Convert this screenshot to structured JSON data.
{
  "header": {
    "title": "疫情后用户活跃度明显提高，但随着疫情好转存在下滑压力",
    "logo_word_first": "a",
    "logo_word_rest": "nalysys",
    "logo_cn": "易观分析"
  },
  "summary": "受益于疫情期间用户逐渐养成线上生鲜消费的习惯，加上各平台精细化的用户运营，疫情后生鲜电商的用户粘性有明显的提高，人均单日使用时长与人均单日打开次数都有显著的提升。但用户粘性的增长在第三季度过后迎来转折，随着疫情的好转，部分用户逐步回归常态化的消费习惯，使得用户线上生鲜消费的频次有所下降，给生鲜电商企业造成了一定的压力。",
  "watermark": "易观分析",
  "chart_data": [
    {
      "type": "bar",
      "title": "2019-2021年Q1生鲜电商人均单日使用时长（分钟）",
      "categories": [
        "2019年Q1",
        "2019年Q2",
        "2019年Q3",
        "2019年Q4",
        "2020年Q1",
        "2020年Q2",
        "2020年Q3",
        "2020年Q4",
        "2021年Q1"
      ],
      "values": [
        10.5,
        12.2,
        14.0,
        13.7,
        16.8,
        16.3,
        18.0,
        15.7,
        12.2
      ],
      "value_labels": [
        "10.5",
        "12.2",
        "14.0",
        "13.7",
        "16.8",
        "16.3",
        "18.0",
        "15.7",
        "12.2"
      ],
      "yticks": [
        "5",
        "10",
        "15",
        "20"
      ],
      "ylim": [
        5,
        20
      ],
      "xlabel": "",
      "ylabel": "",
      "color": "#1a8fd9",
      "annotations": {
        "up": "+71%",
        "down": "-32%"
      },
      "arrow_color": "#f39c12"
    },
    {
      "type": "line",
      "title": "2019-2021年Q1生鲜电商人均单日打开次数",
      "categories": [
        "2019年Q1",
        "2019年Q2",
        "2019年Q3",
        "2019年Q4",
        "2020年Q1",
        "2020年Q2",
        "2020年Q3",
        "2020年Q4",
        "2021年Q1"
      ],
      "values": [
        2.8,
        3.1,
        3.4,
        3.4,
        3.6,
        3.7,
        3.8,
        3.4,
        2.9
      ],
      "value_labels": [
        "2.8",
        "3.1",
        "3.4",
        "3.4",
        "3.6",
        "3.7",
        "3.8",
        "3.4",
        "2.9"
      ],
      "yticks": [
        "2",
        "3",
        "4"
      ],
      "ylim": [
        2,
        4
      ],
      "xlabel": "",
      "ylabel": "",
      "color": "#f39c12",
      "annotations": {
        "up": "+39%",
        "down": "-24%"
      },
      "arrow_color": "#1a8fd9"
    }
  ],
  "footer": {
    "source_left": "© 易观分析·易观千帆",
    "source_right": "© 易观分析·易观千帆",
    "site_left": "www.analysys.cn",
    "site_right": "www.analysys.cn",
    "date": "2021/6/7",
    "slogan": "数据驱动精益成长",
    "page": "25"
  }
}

» **Your instructions**
Extract every line from the records above that contains the word "title".

» **Final result**
    "title": "疫情后用户活跃度明显提高，但随着疫情好转存在下滑压力",
      "title": "2019-2021年Q1生鲜电商人均单日使用时长（分钟）",
      "title": "2019-2021年Q1生鲜电商人均单日打开次数",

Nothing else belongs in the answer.